PASSAGE FOURNI:
De la terrasse de Rahul’s Guest House, qui se trouve un peu avant Assi Ghat, je contemple la ville qui se laisse absorber par la brume, dans une supreme intemporalite. La lumiere qui baigne Benares a une qualite soyeuse... Laisser son regard se perdre dans les tons de perle de ce paysage mythique, fait perdre toute notion de temps et de lieu. Etre ici, c’est etre au balcon du ciel.

Pour rejoindre la vieille ville, je dois marcher une quinzaine de minutes, en traversant des quartiers recents et populaires, pleins de vie, d’enfants, de petites epiceries, de bouses de vaches, de chiens, d’egouts... Le premier jour, je commence par aller annuler mon billet de train pour Calcutta, car il me parait maintenant evident que trois jours a Varanasi ne seront pas suffisants. On ne peut pas faire le tour de cette ville au pas de course. Une cite vieille de plus de 3000 ans, ou la vie et la mort sont si etroitement melees, dont les ruelles degagent une atmosphere si dense, ne se laisse pas aprehender en quelques jours !

Pour annuler mon billet de train, je me rends a la gare en cycle rickshaw, ce qui me permet de traverser lentement la ville « moderne », dont les rues sont assez larges pour accueillir un flot de vehicules motorises. Les vieilles maisons aux arabesques de pierre en voie de desintegration qui se dressent le long des rues captivent mon regard. Tous les sens sont pris d’assaut, dans ces rues congestionnees par la circulation et les commerces en tous genres. Couleurs, odeurs, klaxons assourdissants, musiques. Tout semble atteindre un paroxysme qui suffoque, eblouit, et etourdit.

DONNÉES EXTRAITES:
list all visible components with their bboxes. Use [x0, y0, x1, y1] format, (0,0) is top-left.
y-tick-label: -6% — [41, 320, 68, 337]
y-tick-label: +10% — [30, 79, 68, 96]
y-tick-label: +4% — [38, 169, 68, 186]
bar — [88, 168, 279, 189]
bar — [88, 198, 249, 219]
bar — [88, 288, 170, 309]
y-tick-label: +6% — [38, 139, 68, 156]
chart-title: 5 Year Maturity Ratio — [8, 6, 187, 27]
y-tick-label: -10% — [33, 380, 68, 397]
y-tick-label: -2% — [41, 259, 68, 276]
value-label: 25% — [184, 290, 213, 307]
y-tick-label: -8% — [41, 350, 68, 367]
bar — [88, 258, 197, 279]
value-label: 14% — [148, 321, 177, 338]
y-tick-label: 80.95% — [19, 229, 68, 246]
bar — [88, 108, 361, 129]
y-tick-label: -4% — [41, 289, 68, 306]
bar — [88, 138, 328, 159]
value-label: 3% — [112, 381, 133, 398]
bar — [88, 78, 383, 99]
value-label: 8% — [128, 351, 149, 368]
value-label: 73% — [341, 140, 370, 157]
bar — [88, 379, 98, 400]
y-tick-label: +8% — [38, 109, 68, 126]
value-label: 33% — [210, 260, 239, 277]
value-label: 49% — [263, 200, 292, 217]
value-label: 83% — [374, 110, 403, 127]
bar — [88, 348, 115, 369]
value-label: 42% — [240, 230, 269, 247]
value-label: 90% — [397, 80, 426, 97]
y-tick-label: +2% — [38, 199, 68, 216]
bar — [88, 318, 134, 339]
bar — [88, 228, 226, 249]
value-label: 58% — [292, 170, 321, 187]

ÉNONCÉ ÉCRIT:
Restituez mot pour mot le passage du récit sur Varanasi qui s'ouvre sur les mots « Pour annuler mon » et se clôt sur « eblouit, et etourdit. ».

RÉPONSE:
Pour annuler mon billet de train, je me rends a la gare en cycle rickshaw, ce qui me permet de traverser lentement la ville « moderne », dont les rues sont assez larges pour accueillir un flot de vehicules motorises. Les vieilles maisons aux arabesques de pierre en voie de desintegration qui se dressent le long des rues captivent mon regard. Tous les sens sont pris d’assaut, dans ces rues congestionnees par la circulation et les commerces en tous genres. Couleurs, odeurs, klaxons assourdissants, musiques. Tout semble atteindre un paroxysme qui suffoque, eblouit, et etourdit.